■ **What you will do**:
1. From the email excerpt, set down word for word the passage from "On Dienstag 13" up to and including "or build script.".
2. In the email excerpt, what must be distributed when distributing the source, instead of the whole tree?

■ **Excerpted text**:
• • • • •

On Dienstag 13 Mai 2003 11:54, Edmund GRIMLEY EVANS wrote:
> Thomas Uwe Gruettmueller <sloyment@gmx.net>:
> > So the problem here is that the source code of sample data
> > is more sample data. These samples might again require their
> > sources, and so the resulting tree could be enormous.
> When distributing the source, you don't have to distribute the
> whole tree; you only have to distribute the leaf nodes and the
> Makefile or build script.

This is not the way music is usually made. Usually, there is no 

When I make music with Soundtracker, it mixes together samples 
very accurately and automatically, however this is an exception, 
not the rule. Most musicians use tools that produce 
unreproducable results (e.g. a MIDI sequencer feeding a 
proprietary synthesizer, connected to an analogue sound card, 
running at 44091, or maybe 44107 Hz.) Also, Soundtracker only 
mixes one level. If I wanted to use a second of a previously 
rendered song as a sample for the next song, I would have to cut 
it out manually.

> If you are only using a one-second sample from a recording,
> then you might prefer to distribute just that one second as
> source, provided, of course, that the licence allows it.

Would the GPL allow it?

> You can take an extract from a GPL work and distibute it under
> the GPL.

...from the source code...

• • • • •

■ **Data section**:
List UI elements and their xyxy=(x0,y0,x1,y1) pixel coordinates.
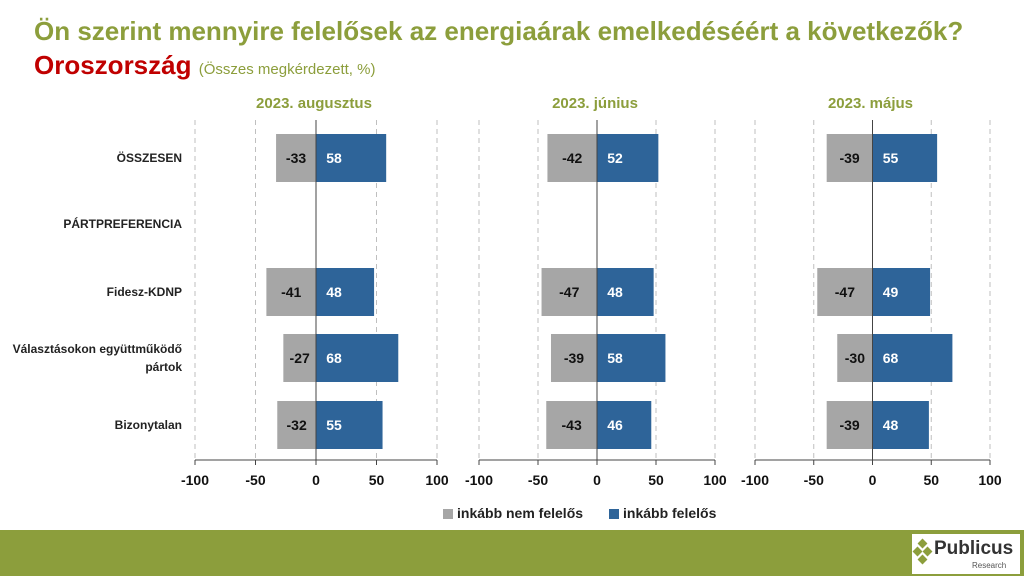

• • • • •

■ **Set of answers**:
1.
On Dienstag 13 Mai 2003 11:54, Edmund GRIMLEY EVANS wrote:
> Thomas Uwe Gruettmueller <sloyment@gmx.net>:
> > So the problem here is that the source code of sample data
> > is more sample data. These samples might again require their
> > sources, and so the resulting tree could be enormous.
> When distributing the source, you don't have to distribute the
> whole tree; you only have to distribute the leaf nodes and the
> Makefile or build script.

2. Only the leaf nodes and the Makefile or build script.